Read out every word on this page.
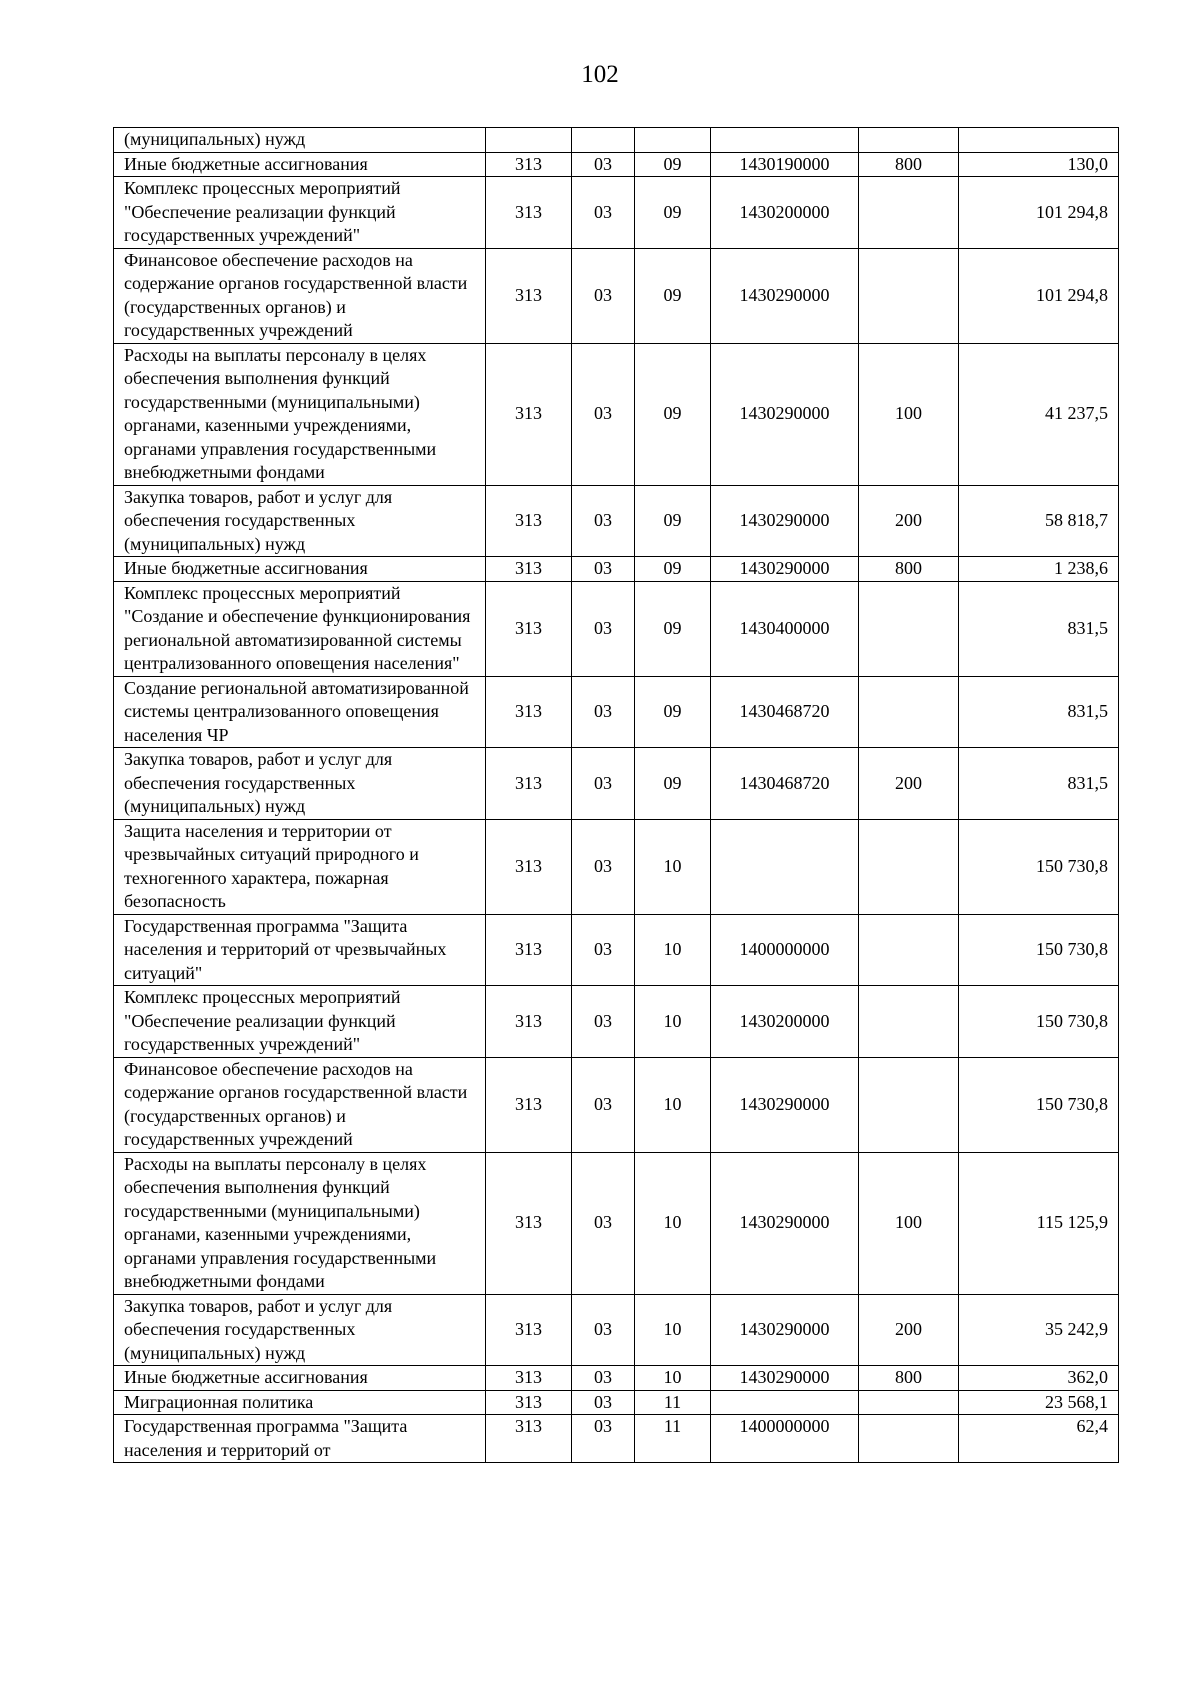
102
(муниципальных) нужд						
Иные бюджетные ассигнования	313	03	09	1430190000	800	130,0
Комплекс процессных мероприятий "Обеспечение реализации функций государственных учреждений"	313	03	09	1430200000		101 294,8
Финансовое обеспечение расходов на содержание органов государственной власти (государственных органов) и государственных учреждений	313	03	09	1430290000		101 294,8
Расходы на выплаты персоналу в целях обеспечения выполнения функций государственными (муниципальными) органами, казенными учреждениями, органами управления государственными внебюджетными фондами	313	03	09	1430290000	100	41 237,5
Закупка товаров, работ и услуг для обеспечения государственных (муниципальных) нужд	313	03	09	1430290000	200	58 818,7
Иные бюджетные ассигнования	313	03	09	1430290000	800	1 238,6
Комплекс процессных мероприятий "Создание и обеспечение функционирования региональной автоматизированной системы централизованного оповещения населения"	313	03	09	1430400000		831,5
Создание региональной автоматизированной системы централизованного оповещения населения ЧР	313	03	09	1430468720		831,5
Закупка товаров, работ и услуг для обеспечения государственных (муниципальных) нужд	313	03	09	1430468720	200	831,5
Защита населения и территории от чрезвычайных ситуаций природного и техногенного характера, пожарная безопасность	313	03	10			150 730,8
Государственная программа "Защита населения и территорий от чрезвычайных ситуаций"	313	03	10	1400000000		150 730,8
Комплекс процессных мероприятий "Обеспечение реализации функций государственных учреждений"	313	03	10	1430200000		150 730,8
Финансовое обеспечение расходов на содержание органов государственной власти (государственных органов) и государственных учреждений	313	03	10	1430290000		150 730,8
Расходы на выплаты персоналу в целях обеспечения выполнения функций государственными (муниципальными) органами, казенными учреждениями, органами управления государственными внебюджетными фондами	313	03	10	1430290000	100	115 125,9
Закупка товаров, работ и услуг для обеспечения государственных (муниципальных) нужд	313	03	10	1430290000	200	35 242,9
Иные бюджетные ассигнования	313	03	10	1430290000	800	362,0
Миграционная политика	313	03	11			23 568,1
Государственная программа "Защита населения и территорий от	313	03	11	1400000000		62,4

□ □ □

GOAL OF THE EXERCISE> Search the listing above for the string "товаров". Copy every line that contains it.

RESPONSE TO THIS EXERCISE>
Закупка товаров, работ и услуг для обеспечения государственных (муниципальных) нужд	313	03	09	1430290000	200	58 818,7
Закупка товаров, работ и услуг для обеспечения государственных (муниципальных) нужд	313	03	09	1430468720	200	831,5
Закупка товаров, работ и услуг для обеспечения государственных (муниципальных) нужд	313	03	10	1430290000	200	35 242,9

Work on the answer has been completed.